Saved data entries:

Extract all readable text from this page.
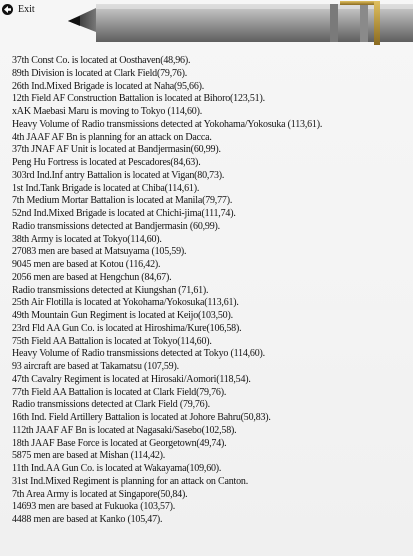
Exit
37th Const Co. is located at Oosthaven(48,96).
89th Division is located at Clark Field(79,76).
26th Ind.Mixed Brigade is located at Naha(95,66).
12th Field AF Construction Battalion is located at Bihoro(123,51).
xAK Maebasi Maru is moving to Tokyo (114,60).
Heavy Volume of Radio transmissions detected at Yokohama/Yokosuka (113,61).
4th JAAF AF Bn is planning for an attack on Dacca.
37th JNAF AF Unit is located at Bandjermasin(60,99).
Peng Hu Fortress is located at Pescadores(84,63).
303rd Ind.Inf antry Battalion is located at Vigan(80,73).
1st Ind.Tank Brigade is located at Chiba(114,61).
7th Medium Mortar Battalion is located at Manila(79,77).
52nd Ind.Mixed Brigade is located at Chichi-jima(111,74).
Radio transmissions detected at Bandjermasin (60,99).
38th Army is located at Tokyo(114,60).
27083 men are based at Matsuyama (105,59).
9045 men are based at Kotou (116,42).
2056 men are based at Hengchun (84,67).
Radio transmissions detected at Kiungshan (71,61).
25th Air Flotilla is located at Yokohama/Yokosuka(113,61).
49th Mountain Gun Regiment is located at Keijo(103,50).
23rd Fld AA Gun Co. is located at Hiroshima/Kure(106,58).
75th Field AA Battalion is located at Tokyo(114,60).
Heavy Volume of Radio transmissions detected at Tokyo (114,60).
93 aircraft are based at Takamatsu (107,59).
47th Cavalry Regiment is located at Hirosaki/Aomori(118,54).
77th Field AA Battalion is located at Clark Field(79,76).
Radio transmissions detected at Clark Field (79,76).
16th Ind. Field Artillery Battalion is located at Johore Bahru(50,83).
112th JAAF AF Bn is located at Nagasaki/Sasebo(102,58).
18th JAAF Base Force is located at Georgetown(49,74).
5875 men are based at Mishan (114,42).
11th Ind.AA Gun Co. is located at Wakayama(109,60).
31st Ind.Mixed Regiment is planning for an attack on Canton.
7th Area Army is located at Singapore(50,84).
14693 men are based at Fukuoka (103,57).
4488 men are based at Kanko (105,47).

▶ **Exercise requirements**: Which lines hold the string "Brigade"? List them all.

▶ **Output**:
26th Ind.Mixed Brigade is located at Naha(95,66).
1st Ind.Tank Brigade is located at Chiba(114,61).
52nd Ind.Mixed Brigade is located at Chichi-jima(111,74).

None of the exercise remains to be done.